**Reading passage**
▶

Yedidia Shofet (also spelled Shophet, and often referred to as Hakham Yedidia; November 14, 1908 – June 24, 2005) was the former Chief Rabbi of Iran and the worldwide spiritual leader of Persian Jewry.

Early life
Yedidia Shofet was born on November 14, 1908 in Kashan, Iran. He came from a family with twelve generations of rabbis. He moved to Tehran shortly after World War II.

His family, who has a long lineage of rabbis, are Sephardic Jews from Kashan, Iran. He was fluent in several languages, including Persian, Kashi, Aramaic, and Hebrew.

Career

In Iran
Shofet served as the Chief Rabbi of Iran. He became a liaison and spokesperson for Iranian Jews before the Shah, government officials, and Islamic clerics. He was instrumental in persuading the Shah and other government officials in the early 1950s to allow Iraqi Jews, who had been forced to leave Iraq, to find temporary refuge in Iran before eventually immigrating to Israel.

Rabbinic Relationships
Shofet corresponded with rabbinic authorities of his day, such as Ovadia Hedaya and Ovadia Yosef.

◀

**Information shown**
▶

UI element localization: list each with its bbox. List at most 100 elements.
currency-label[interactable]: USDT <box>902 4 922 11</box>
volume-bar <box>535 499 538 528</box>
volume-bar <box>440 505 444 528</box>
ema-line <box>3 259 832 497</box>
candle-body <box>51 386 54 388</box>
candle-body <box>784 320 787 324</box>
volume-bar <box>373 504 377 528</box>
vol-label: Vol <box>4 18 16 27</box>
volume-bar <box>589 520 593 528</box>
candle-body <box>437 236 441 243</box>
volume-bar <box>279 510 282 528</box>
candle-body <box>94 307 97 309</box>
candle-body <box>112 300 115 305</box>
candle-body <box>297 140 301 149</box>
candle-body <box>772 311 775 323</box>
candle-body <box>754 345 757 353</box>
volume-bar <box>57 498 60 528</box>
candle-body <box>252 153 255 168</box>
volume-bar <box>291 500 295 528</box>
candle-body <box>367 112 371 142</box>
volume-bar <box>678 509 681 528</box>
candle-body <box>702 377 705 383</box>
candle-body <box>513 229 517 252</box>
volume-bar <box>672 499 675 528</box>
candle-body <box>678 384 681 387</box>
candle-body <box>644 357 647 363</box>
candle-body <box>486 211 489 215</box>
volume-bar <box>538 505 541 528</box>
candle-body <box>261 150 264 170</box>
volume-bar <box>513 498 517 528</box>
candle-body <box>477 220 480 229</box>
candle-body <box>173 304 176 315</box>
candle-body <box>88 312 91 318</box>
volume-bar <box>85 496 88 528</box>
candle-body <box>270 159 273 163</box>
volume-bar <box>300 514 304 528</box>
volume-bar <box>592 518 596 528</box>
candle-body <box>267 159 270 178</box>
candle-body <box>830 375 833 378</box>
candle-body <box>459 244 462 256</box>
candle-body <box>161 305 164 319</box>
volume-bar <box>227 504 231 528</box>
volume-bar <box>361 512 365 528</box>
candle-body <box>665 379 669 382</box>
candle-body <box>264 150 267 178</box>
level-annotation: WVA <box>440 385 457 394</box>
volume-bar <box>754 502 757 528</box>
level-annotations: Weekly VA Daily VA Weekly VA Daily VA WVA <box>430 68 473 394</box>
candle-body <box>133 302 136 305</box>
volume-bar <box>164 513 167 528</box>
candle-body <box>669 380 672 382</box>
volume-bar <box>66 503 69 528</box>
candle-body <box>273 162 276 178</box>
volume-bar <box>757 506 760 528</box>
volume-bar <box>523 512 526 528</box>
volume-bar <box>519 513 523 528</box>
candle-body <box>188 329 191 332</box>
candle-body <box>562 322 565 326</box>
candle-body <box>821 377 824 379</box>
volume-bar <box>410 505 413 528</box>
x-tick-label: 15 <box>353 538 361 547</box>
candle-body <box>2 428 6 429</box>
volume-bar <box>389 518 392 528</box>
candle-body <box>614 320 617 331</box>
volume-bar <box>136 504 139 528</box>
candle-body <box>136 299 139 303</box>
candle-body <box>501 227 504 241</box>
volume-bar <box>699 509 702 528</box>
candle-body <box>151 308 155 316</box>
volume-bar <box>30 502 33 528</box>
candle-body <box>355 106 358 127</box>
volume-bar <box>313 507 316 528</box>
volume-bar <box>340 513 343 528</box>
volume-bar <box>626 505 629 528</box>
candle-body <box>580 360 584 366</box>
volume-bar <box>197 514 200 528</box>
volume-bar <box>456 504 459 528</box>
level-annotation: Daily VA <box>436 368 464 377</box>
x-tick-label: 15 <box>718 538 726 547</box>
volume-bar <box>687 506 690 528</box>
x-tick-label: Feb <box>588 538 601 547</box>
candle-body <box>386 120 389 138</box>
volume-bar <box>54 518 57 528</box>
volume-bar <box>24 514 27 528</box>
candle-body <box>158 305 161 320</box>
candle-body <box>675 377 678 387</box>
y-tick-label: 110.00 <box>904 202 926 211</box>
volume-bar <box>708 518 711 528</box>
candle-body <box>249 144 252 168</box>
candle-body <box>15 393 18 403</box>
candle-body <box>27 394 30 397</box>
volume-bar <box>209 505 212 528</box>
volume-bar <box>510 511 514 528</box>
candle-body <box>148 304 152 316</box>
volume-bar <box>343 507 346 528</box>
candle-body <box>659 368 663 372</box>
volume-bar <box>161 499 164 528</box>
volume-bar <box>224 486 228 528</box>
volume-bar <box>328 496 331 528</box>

◀

**Exercises**
A. List every language that the biography of Yedidia Shofet says he was fluent in.
B. Render this sentence from the biography of Yedidia Shofet into Spanish: "He moved to Tehran shortly after World War II."
C. According to the biography of Yedidia Shofet, how many generations of rabbis did his family have?
The data shown here were taken from a different source than the text.

**Completed exercise**
A. Persian, Kashi, Aramaic, Hebrew

B. Se mudó a Teherán poco después de la Segunda Guerra Mundial.

C. Twelve generations.